-- AIM --
Scan the data below for the string "text". Show every line where it turns up.

-=-=-=-=-

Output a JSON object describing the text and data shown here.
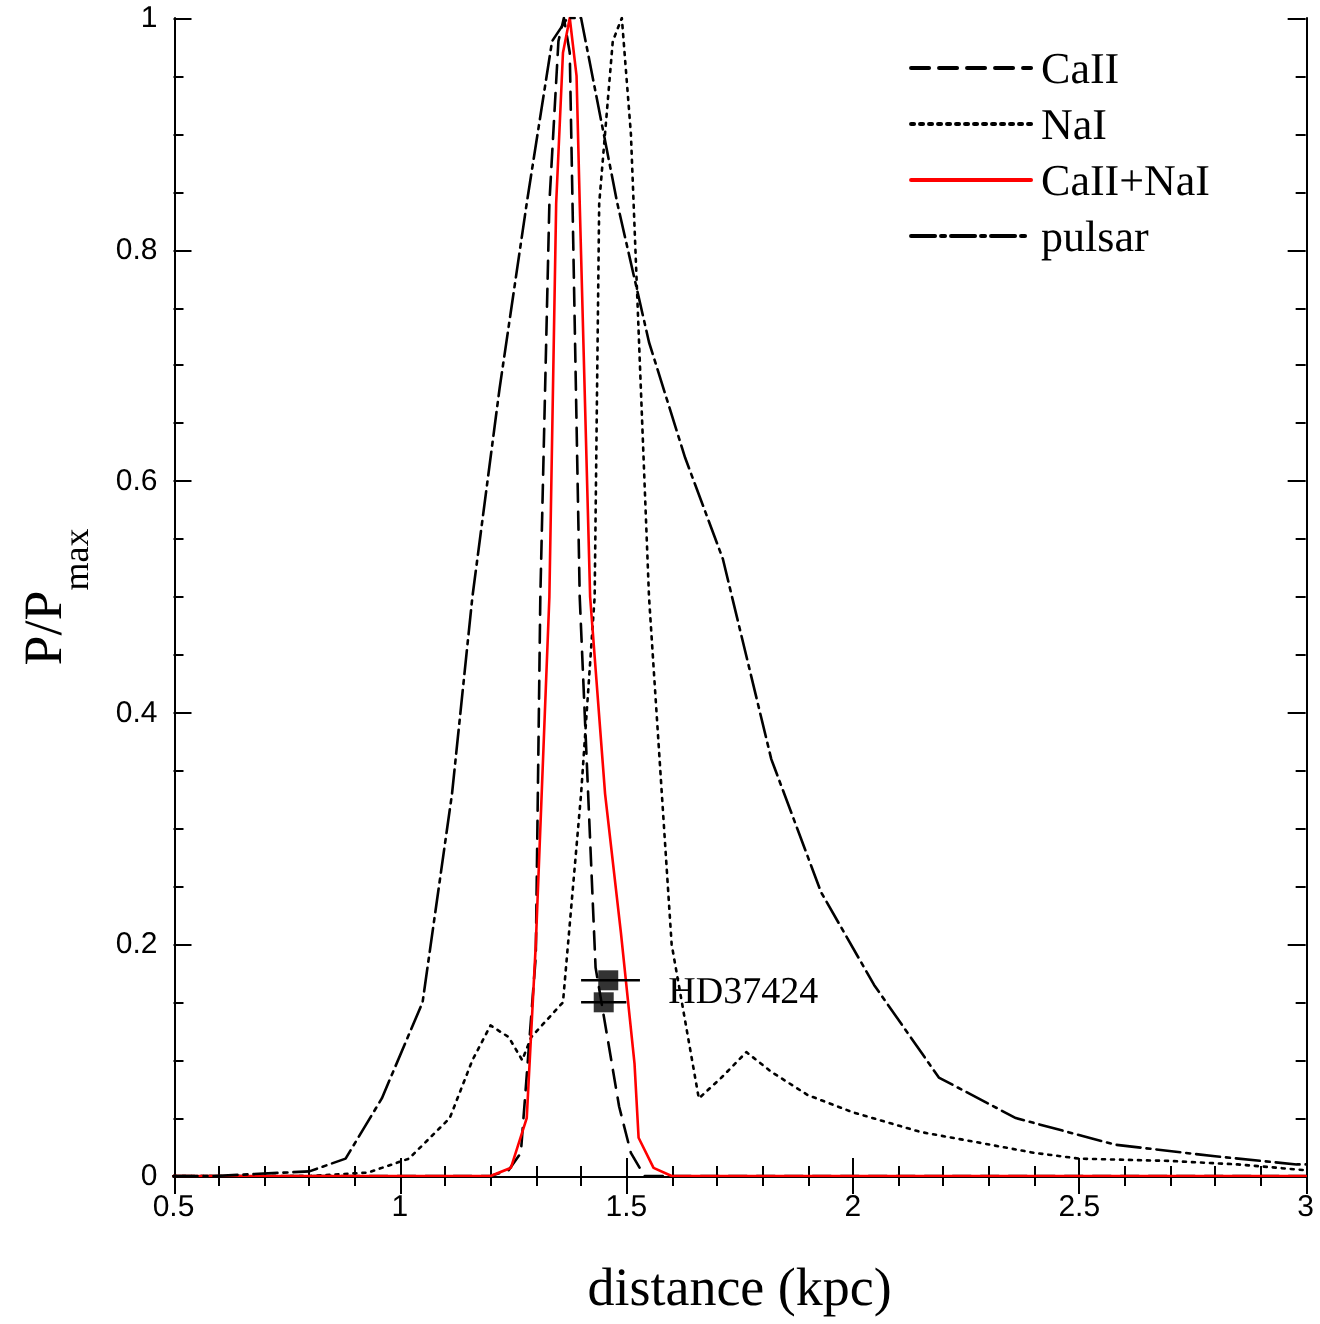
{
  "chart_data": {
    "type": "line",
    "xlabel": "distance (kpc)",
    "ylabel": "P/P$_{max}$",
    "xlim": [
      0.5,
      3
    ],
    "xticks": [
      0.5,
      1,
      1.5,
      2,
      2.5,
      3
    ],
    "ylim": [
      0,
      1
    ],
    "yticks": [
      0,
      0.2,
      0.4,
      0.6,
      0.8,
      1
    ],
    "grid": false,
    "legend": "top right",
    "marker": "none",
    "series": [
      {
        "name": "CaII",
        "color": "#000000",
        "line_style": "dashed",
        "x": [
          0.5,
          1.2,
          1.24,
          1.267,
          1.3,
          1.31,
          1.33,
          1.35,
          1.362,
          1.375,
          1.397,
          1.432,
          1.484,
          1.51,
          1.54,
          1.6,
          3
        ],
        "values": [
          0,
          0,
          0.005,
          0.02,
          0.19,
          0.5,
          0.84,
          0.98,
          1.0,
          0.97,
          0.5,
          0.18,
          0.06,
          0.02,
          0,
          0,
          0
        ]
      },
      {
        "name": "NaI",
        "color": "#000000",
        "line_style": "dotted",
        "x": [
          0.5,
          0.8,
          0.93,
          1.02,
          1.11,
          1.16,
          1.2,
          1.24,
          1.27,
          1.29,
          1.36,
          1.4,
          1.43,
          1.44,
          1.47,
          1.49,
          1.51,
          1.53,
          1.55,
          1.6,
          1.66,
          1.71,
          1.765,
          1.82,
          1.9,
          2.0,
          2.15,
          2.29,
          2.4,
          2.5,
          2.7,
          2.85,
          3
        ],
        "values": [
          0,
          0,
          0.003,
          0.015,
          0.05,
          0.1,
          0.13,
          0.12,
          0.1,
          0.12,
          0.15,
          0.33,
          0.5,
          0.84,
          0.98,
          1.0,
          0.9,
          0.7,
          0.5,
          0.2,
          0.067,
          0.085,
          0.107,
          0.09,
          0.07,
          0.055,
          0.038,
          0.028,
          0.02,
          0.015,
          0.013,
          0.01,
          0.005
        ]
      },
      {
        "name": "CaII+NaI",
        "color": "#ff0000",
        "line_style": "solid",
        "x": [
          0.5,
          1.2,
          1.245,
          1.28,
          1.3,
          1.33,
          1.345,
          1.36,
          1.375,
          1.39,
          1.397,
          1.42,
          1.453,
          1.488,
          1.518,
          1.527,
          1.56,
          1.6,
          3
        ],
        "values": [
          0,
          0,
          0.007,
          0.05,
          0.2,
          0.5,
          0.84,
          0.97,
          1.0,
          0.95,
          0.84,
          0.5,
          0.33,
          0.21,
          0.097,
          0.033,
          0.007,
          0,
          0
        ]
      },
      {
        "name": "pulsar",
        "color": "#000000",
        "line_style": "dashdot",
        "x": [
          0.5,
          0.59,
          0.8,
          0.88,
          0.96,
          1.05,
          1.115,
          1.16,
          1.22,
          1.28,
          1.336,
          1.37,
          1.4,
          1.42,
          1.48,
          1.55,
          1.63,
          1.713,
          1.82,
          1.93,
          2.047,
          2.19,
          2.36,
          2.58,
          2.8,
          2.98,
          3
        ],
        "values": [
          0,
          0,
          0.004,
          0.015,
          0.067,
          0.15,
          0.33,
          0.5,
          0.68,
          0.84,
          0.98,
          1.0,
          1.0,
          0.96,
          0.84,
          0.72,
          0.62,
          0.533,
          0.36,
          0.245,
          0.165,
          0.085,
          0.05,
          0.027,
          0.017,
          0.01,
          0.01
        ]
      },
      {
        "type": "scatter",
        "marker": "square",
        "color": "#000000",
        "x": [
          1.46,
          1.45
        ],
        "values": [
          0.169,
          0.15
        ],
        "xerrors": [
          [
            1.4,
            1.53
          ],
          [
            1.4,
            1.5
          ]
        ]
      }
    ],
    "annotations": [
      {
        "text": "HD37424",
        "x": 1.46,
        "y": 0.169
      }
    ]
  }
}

-=-=-=-=-

-- EXPECTED ANSWER --
Output a JSON object describing the text and data shown here.
        "text": "HD37424",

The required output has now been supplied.